### Exercise task
In the entries below, find the lines with the word "Citrate" and copy them.

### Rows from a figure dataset
------------------------------------------------------------

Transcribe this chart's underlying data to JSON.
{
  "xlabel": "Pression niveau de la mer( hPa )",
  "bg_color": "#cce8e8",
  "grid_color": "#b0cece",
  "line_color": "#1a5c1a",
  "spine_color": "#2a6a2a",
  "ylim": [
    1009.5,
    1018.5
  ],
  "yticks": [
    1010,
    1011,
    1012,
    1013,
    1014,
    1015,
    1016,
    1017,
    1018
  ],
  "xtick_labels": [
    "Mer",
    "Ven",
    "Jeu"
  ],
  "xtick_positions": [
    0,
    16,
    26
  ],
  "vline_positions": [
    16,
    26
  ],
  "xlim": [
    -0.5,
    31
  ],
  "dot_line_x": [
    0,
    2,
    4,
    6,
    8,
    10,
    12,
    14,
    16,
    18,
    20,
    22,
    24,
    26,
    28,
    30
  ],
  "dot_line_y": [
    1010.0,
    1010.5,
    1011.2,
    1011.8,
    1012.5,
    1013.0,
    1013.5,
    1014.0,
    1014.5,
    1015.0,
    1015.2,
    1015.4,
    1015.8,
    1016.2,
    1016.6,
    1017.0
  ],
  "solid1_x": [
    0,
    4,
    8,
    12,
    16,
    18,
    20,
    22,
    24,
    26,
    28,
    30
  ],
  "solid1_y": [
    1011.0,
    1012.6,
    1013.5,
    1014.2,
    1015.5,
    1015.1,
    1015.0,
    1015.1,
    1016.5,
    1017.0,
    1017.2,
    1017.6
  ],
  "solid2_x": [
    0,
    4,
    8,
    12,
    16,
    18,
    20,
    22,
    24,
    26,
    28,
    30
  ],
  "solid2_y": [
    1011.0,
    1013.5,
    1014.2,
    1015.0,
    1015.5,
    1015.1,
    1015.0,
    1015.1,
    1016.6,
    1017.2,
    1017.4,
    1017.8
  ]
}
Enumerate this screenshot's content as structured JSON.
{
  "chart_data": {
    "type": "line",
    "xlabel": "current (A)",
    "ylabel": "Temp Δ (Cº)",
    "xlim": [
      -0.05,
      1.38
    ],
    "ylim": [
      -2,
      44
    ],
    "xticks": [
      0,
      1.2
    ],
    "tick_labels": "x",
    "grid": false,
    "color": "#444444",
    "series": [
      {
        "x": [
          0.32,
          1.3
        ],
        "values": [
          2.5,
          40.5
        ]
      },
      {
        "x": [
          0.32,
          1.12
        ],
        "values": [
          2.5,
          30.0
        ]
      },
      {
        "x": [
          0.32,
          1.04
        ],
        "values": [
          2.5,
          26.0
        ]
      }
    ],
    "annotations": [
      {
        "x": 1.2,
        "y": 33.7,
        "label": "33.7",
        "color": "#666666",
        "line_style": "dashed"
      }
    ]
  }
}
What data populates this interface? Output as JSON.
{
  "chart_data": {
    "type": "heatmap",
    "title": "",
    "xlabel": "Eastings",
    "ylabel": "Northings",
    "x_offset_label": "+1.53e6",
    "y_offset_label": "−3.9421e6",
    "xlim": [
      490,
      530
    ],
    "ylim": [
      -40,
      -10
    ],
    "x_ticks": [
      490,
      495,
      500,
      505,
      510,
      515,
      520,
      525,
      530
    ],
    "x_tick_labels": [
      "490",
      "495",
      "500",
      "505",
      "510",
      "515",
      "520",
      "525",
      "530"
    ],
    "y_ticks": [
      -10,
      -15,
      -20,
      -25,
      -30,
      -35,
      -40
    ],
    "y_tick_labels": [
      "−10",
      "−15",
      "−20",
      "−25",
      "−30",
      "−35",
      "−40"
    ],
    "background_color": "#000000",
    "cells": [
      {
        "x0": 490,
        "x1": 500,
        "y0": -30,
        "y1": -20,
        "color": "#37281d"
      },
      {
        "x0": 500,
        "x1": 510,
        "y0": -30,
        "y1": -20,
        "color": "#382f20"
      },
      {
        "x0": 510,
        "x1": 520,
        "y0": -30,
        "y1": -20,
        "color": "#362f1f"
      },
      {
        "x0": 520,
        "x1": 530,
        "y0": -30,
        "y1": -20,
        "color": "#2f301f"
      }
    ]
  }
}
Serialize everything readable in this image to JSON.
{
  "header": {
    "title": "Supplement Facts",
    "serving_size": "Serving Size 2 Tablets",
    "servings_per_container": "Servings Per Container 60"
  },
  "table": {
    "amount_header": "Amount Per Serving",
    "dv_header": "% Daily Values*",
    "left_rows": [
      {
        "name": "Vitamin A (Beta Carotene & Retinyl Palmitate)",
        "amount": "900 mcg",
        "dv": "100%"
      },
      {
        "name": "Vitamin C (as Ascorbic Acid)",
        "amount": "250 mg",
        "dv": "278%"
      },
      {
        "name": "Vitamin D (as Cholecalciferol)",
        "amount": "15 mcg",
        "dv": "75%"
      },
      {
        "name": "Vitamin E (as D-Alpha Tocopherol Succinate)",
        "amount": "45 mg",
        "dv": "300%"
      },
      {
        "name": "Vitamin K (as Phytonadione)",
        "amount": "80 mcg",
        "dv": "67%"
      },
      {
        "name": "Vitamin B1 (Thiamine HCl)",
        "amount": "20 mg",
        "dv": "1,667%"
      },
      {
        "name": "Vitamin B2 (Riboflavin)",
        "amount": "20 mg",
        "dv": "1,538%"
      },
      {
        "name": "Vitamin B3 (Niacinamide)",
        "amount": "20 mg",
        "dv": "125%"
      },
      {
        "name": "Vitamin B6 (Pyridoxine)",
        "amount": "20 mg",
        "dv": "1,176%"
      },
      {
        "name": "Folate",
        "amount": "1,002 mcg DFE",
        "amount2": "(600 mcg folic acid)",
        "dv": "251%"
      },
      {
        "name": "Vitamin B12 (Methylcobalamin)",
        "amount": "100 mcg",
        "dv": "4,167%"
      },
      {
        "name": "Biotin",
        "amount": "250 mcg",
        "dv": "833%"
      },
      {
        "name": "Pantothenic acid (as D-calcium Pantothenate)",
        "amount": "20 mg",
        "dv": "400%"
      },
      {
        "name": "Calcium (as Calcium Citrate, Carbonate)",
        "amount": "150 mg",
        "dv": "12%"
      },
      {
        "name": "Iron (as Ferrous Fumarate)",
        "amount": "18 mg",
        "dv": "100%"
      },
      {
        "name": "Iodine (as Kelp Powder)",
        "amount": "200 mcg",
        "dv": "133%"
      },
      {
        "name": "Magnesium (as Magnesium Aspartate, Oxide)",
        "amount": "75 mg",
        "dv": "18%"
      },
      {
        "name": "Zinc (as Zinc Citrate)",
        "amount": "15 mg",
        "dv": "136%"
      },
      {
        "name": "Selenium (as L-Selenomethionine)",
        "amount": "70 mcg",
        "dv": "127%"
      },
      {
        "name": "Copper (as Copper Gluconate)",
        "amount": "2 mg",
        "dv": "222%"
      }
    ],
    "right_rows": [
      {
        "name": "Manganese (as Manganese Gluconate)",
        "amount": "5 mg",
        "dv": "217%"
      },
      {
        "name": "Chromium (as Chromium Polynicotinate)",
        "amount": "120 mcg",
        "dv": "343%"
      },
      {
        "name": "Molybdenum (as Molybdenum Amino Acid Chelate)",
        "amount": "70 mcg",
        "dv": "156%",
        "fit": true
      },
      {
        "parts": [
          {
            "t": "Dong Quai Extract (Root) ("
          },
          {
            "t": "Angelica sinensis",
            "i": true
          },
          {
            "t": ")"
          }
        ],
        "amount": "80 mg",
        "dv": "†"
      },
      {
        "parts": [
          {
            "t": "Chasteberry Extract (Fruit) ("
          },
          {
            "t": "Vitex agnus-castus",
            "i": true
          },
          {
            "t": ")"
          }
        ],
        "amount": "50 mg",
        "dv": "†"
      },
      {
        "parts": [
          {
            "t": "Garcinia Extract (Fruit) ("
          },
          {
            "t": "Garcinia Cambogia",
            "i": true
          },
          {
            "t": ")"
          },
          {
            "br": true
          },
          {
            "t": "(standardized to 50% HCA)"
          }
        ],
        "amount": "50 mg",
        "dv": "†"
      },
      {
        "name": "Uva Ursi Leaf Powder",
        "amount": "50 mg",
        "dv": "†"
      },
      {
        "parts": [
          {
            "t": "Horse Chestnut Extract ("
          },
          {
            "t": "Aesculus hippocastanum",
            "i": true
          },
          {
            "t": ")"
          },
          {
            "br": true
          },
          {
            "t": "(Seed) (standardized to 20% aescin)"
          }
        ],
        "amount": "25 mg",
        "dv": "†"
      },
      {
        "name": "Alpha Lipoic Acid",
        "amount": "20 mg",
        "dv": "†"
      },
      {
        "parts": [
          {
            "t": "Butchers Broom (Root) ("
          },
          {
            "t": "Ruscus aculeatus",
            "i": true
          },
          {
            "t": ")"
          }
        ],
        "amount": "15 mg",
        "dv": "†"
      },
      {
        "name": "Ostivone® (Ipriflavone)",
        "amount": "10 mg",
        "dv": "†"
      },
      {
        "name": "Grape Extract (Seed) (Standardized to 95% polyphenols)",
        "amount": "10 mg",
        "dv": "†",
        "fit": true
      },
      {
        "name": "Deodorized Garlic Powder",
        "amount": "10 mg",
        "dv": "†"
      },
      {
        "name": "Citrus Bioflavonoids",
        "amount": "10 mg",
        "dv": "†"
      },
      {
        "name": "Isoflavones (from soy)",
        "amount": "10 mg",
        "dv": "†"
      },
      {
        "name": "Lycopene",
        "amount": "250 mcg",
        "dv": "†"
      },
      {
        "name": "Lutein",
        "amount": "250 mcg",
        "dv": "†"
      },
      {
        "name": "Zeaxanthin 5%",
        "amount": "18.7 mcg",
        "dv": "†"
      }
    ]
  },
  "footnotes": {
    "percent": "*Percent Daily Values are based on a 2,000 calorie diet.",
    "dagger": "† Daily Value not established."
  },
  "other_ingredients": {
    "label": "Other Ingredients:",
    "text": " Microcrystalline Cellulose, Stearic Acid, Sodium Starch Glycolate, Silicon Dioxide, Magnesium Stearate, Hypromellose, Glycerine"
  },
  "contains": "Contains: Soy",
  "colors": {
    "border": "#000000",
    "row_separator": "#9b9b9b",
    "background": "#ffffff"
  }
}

------------------------------------------------------------

### Correct answer
        "name": "Calcium (as Calcium Citrate, Carbonate)",
        "name": "Zinc (as Zinc Citrate)",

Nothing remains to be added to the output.